- Written task: All of the records below must be output exactly, with no pictures carried over.

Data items
-*-
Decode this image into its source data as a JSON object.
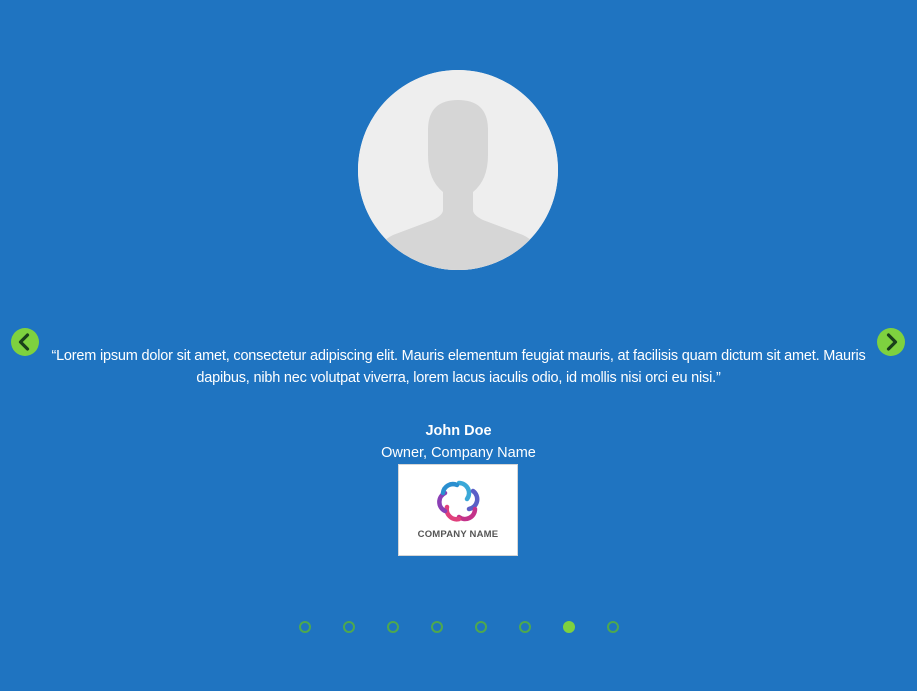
{
  "testimonial": {
    "quote": "“Lorem ipsum dolor sit amet, consectetur adipiscing elit. Mauris elementum feugiat mauris, at facilisis quam dictum sit amet. Mauris dapibus, nibh nec volutpat viverra, lorem lacus iaculis odio, id mollis nisi orci eu nisi.”",
    "author_name": "John Doe",
    "author_title": "Owner, Company Name",
    "company_logo_text": "COMPANY NAME"
  },
  "navigation": {
    "prev_icon": "chevron-left-icon",
    "next_icon": "chevron-right-icon"
  },
  "pagination": {
    "total": 8,
    "active_index": 6
  },
  "colors": {
    "background": "#1f74c1",
    "accent": "#7ed13f",
    "dot_border": "#4ea84f"
  }
}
-*-
- Output for this task:
Decode this image into its source data as a JSON object.
{
  "testimonial": {
    "quote": "“Lorem ipsum dolor sit amet, consectetur adipiscing elit. Mauris elementum feugiat mauris, at facilisis quam dictum sit amet. Mauris dapibus, nibh nec volutpat viverra, lorem lacus iaculis odio, id mollis nisi orci eu nisi.”",
    "author_name": "John Doe",
    "author_title": "Owner, Company Name",
    "company_logo_text": "COMPANY NAME"
  },
  "navigation": {
    "prev_icon": "chevron-left-icon",
    "next_icon": "chevron-right-icon"
  },
  "pagination": {
    "total": 8,
    "active_index": 6
  },
  "colors": {
    "background": "#1f74c1",
    "accent": "#7ed13f",
    "dot_border": "#4ea84f"
  }
}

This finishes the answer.